Data for the task.
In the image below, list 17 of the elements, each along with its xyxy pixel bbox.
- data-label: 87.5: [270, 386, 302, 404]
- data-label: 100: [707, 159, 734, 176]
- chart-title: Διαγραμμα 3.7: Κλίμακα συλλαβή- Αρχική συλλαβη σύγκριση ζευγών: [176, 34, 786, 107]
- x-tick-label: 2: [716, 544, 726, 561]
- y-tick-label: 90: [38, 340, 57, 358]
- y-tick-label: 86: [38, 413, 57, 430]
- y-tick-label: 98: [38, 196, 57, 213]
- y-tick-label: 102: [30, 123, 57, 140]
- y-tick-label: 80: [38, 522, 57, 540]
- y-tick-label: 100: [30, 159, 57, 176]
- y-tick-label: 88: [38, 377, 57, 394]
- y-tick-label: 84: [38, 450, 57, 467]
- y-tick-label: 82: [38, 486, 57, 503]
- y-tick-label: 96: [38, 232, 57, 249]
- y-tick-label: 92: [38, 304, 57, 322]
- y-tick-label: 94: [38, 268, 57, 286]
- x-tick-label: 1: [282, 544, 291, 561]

Your goal. Output every line of the rows above as a JSON list of strings, one string per line, leaving out blank lines.

Exercise result.
[
  "In the image below, list 17 of the elements, each along with its xyxy pixel bbox.",
  "- data-label: 87.5: [270, 386, 302, 404]",
  "- data-label: 100: [707, 159, 734, 176]",
  "- chart-title: Διαγραμμα 3.7: Κλίμακα συλλαβή- Αρχική συλλαβη σύγκριση ζευγών: [176, 34, 786, 107]",
  "- x-tick-label: 2: [716, 544, 726, 561]",
  "- y-tick-label: 90: [38, 340, 57, 358]",
  "- y-tick-label: 86: [38, 413, 57, 430]",
  "- y-tick-label: 98: [38, 196, 57, 213]",
  "- y-tick-label: 102: [30, 123, 57, 140]",
  "- y-tick-label: 80: [38, 522, 57, 540]",
  "- y-tick-label: 100: [30, 159, 57, 176]",
  "- y-tick-label: 88: [38, 377, 57, 394]",
  "- y-tick-label: 84: [38, 450, 57, 467]",
  "- y-tick-label: 82: [38, 486, 57, 503]",
  "- y-tick-label: 96: [38, 232, 57, 249]",
  "- y-tick-label: 92: [38, 304, 57, 322]",
  "- y-tick-label: 94: [38, 268, 57, 286]",
  "- x-tick-label: 1: [282, 544, 291, 561]"
]